** BEGIN Provided data **

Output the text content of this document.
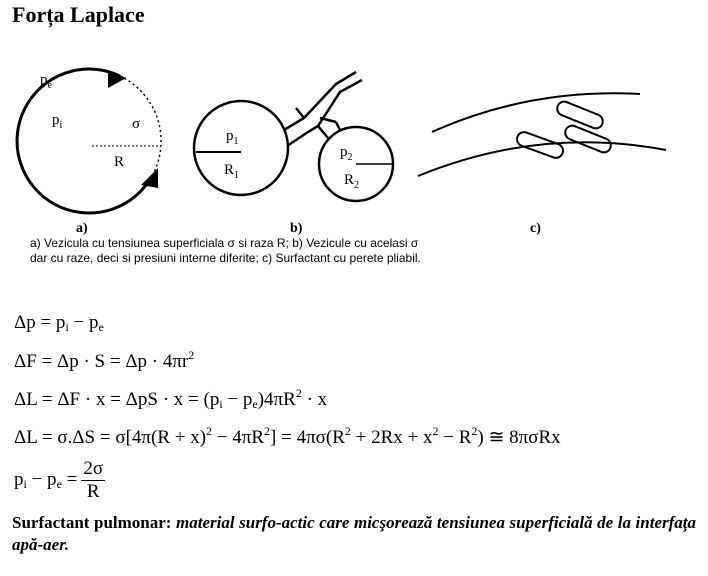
Forța Laplace
$p_e$
$p_i$	σ
R
a)
$p_1$
$R_1$
$p_2$
$R_2$
b)	c)
a) Vezicula cu tensiunea superficiala σ si raza R; b) Vezicule cu acelasi σ
dar cu raze, deci si presiuni interne diferite; c) Surfactant cu perete pliabil.
$\Delta p = p_i - p_e$
$\Delta F = \Delta p \cdot S = \Delta p \cdot 4\pi r^2$
$\Delta L = \Delta F \cdot x = \Delta pS \cdot x = (p_i - p_e)4\pi R^2 \cdot x$
$\Delta L = \sigma.\Delta S = \sigma[4\pi(R + x)^2 - 4\pi R^2] = 4\pi\sigma(R^2 + 2Rx + x^2 - R^2)$ ≅ 8πσRx
$p_i - p_e = \frac{2\sigma}{R}$
Surfactant pulmonar: material surfo-actic care micşorează tensiunea superficială de la interfaţa apă-aer.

** END Provided data **

— Required work —
Give only the number of lines in the data that hold the string "cdot".

— Exercise solution —
2